▶ **What is needed**:
Copy the records below exactly as they appear.

## Begin

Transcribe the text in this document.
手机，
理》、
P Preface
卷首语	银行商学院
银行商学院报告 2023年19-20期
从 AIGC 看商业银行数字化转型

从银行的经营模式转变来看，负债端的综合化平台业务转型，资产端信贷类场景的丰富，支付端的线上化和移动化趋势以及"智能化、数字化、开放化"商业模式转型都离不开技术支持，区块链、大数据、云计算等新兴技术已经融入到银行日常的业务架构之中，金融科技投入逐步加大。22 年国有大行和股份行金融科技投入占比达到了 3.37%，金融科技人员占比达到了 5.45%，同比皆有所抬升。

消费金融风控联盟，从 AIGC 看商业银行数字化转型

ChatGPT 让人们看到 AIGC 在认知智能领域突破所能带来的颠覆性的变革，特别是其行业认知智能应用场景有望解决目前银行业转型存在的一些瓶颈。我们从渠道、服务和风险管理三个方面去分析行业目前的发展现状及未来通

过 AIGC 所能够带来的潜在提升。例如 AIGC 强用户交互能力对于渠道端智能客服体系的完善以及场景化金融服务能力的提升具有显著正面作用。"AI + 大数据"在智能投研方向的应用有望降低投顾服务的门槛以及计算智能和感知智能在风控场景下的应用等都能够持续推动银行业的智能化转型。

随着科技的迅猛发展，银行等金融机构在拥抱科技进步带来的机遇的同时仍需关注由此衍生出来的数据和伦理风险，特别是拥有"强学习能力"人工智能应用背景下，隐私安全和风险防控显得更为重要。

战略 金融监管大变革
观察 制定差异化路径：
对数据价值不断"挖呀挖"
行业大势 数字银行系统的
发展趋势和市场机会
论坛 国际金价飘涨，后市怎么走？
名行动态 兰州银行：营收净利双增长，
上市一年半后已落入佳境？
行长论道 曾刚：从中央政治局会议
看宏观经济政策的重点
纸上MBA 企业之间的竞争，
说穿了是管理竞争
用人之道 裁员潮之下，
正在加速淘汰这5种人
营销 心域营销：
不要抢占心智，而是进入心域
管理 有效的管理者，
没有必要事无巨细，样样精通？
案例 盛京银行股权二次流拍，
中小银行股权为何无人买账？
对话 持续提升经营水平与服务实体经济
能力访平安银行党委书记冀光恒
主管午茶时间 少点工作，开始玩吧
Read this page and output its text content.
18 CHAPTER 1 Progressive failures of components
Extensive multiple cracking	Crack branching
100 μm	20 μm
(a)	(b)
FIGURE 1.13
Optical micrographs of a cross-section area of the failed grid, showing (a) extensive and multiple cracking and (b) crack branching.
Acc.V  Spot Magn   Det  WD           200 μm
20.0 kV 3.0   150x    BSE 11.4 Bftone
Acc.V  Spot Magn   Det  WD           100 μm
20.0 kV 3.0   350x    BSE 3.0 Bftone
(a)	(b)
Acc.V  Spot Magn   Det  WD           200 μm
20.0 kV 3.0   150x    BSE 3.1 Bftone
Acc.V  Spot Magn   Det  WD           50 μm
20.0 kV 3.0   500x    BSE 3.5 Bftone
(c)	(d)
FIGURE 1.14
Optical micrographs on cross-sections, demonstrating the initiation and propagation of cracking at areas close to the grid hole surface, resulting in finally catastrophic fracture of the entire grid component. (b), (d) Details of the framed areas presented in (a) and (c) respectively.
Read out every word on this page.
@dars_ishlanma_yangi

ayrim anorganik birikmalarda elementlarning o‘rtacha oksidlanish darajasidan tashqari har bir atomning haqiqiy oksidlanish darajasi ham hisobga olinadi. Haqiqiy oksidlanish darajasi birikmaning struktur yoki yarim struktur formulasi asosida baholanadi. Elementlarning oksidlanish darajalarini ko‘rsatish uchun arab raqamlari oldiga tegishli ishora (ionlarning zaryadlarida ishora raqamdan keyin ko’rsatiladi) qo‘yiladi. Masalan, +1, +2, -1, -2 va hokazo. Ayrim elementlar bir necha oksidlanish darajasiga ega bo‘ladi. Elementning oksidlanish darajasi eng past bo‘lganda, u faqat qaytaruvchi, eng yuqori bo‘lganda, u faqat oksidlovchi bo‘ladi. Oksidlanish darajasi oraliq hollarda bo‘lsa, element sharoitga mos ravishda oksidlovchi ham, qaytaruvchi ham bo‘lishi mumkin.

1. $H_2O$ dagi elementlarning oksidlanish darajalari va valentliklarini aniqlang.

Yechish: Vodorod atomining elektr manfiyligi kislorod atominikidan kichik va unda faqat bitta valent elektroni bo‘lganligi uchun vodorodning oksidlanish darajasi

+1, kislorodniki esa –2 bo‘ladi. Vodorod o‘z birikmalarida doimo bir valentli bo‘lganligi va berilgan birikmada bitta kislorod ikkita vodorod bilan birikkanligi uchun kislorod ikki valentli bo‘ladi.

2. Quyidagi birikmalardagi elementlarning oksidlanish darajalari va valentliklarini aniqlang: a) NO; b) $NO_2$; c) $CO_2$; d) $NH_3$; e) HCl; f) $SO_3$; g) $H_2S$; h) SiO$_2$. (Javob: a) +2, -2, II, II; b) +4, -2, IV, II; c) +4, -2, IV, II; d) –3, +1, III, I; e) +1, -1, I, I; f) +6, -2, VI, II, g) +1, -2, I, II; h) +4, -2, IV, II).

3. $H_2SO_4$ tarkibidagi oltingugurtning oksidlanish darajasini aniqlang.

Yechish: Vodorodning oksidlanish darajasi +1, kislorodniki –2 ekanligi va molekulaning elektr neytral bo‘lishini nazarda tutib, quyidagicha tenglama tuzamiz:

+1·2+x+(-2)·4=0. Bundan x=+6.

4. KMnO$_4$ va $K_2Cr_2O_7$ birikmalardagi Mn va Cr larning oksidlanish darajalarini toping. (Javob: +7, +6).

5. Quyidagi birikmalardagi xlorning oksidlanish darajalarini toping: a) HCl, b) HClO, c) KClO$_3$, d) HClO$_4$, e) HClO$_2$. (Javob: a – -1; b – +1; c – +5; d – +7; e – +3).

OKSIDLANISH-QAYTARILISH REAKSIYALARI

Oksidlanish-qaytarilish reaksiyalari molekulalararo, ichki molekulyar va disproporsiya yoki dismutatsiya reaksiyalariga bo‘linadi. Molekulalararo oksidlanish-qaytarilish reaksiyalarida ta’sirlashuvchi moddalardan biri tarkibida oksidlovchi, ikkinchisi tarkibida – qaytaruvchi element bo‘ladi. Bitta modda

## End

▶ **Response to the task**:
Transcribe the text in this document.
手机，
理》、
P Preface
卷首语	银行商学院
银行商学院报告 2023年19-20期
从 AIGC 看商业银行数字化转型

从银行的经营模式转变来看，负债端的综合化平台业务转型，资产端信贷类场景的丰富，支付端的线上化和移动化趋势以及"智能化、数字化、开放化"商业模式转型都离不开技术支持，区块链、大数据、云计算等新兴技术已经融入到银行日常的业务架构之中，金融科技投入逐步加大。22 年国有大行和股份行金融科技投入占比达到了 3.37%，金融科技人员占比达到了 5.45%，同比皆有所抬升。

消费金融风控联盟，从 AIGC 看商业银行数字化转型

ChatGPT 让人们看到 AIGC 在认知智能领域突破所能带来的颠覆性的变革，特别是其行业认知智能应用场景有望解决目前银行业转型存在的一些瓶颈。我们从渠道、服务和风险管理三个方面去分析行业目前的发展现状及未来通

过 AIGC 所能够带来的潜在提升。例如 AIGC 强用户交互能力对于渠道端智能客服体系的完善以及场景化金融服务能力的提升具有显著正面作用。"AI + 大数据"在智能投研方向的应用有望降低投顾服务的门槛以及计算智能和感知智能在风控场景下的应用等都能够持续推动银行业的智能化转型。

随着科技的迅猛发展，银行等金融机构在拥抱科技进步带来的机遇的同时仍需关注由此衍生出来的数据和伦理风险，特别是拥有"强学习能力"人工智能应用背景下，隐私安全和风险防控显得更为重要。

战略 金融监管大变革
观察 制定差异化路径：
对数据价值不断"挖呀挖"
行业大势 数字银行系统的
发展趋势和市场机会
论坛 国际金价飘涨，后市怎么走？
名行动态 兰州银行：营收净利双增长，
上市一年半后已落入佳境？
行长论道 曾刚：从中央政治局会议
看宏观经济政策的重点
纸上MBA 企业之间的竞争，
说穿了是管理竞争
用人之道 裁员潮之下，
正在加速淘汰这5种人
营销 心域营销：
不要抢占心智，而是进入心域
管理 有效的管理者，
没有必要事无巨细，样样精通？
案例 盛京银行股权二次流拍，
中小银行股权为何无人买账？
对话 持续提升经营水平与服务实体经济
能力访平安银行党委书记冀光恒
主管午茶时间 少点工作，开始玩吧
Read this page and output its text content.
18 CHAPTER 1 Progressive failures of components
Extensive multiple cracking	Crack branching
100 μm	20 μm
(a)	(b)
FIGURE 1.13
Optical micrographs of a cross-section area of the failed grid, showing (a) extensive and multiple cracking and (b) crack branching.
Acc.V  Spot Magn   Det  WD           200 μm
20.0 kV 3.0   150x    BSE 11.4 Bftone
Acc.V  Spot Magn   Det  WD           100 μm
20.0 kV 3.0   350x    BSE 3.0 Bftone
(a)	(b)
Acc.V  Spot Magn   Det  WD           200 μm
20.0 kV 3.0   150x    BSE 3.1 Bftone
Acc.V  Spot Magn   Det  WD           50 μm
20.0 kV 3.0   500x    BSE 3.5 Bftone
(c)	(d)
FIGURE 1.14
Optical micrographs on cross-sections, demonstrating the initiation and propagation of cracking at areas close to the grid hole surface, resulting in finally catastrophic fracture of the entire grid component. (b), (d) Details of the framed areas presented in (a) and (c) respectively.
Read out every word on this page.
@dars_ishlanma_yangi

ayrim anorganik birikmalarda elementlarning o‘rtacha oksidlanish darajasidan tashqari har bir atomning haqiqiy oksidlanish darajasi ham hisobga olinadi. Haqiqiy oksidlanish darajasi birikmaning struktur yoki yarim struktur formulasi asosida baholanadi. Elementlarning oksidlanish darajalarini ko‘rsatish uchun arab raqamlari oldiga tegishli ishora (ionlarning zaryadlarida ishora raqamdan keyin ko’rsatiladi) qo‘yiladi. Masalan, +1, +2, -1, -2 va hokazo. Ayrim elementlar bir necha oksidlanish darajasiga ega bo‘ladi. Elementning oksidlanish darajasi eng past bo‘lganda, u faqat qaytaruvchi, eng yuqori bo‘lganda, u faqat oksidlovchi bo‘ladi. Oksidlanish darajasi oraliq hollarda bo‘lsa, element sharoitga mos ravishda oksidlovchi ham, qaytaruvchi ham bo‘lishi mumkin.

1. $H_2O$ dagi elementlarning oksidlanish darajalari va valentliklarini aniqlang.

Yechish: Vodorod atomining elektr manfiyligi kislorod atominikidan kichik va unda faqat bitta valent elektroni bo‘lganligi uchun vodorodning oksidlanish darajasi

+1, kislorodniki esa –2 bo‘ladi. Vodorod o‘z birikmalarida doimo bir valentli bo‘lganligi va berilgan birikmada bitta kislorod ikkita vodorod bilan birikkanligi uchun kislorod ikki valentli bo‘ladi.

2. Quyidagi birikmalardagi elementlarning oksidlanish darajalari va valentliklarini aniqlang: a) NO; b) $NO_2$; c) $CO_2$; d) $NH_3$; e) HCl; f) $SO_3$; g) $H_2S$; h) SiO$_2$. (Javob: a) +2, -2, II, II; b) +4, -2, IV, II; c) +4, -2, IV, II; d) –3, +1, III, I; e) +1, -1, I, I; f) +6, -2, VI, II, g) +1, -2, I, II; h) +4, -2, IV, II).

3. $H_2SO_4$ tarkibidagi oltingugurtning oksidlanish darajasini aniqlang.

Yechish: Vodorodning oksidlanish darajasi +1, kislorodniki –2 ekanligi va molekulaning elektr neytral bo‘lishini nazarda tutib, quyidagicha tenglama tuzamiz:

+1·2+x+(-2)·4=0. Bundan x=+6.

4. KMnO$_4$ va $K_2Cr_2O_7$ birikmalardagi Mn va Cr larning oksidlanish darajalarini toping. (Javob: +7, +6).

5. Quyidagi birikmalardagi xlorning oksidlanish darajalarini toping: a) HCl, b) HClO, c) KClO$_3$, d) HClO$_4$, e) HClO$_2$. (Javob: a – -1; b – +1; c – +5; d – +7; e – +3).

OKSIDLANISH-QAYTARILISH REAKSIYALARI

Oksidlanish-qaytarilish reaksiyalari molekulalararo, ichki molekulyar va disproporsiya yoki dismutatsiya reaksiyalariga bo‘linadi. Molekulalararo oksidlanish-qaytarilish reaksiyalarida ta’sirlashuvchi moddalardan biri tarkibida oksidlovchi, ikkinchisi tarkibida – qaytaruvchi element bo‘ladi. Bitta modda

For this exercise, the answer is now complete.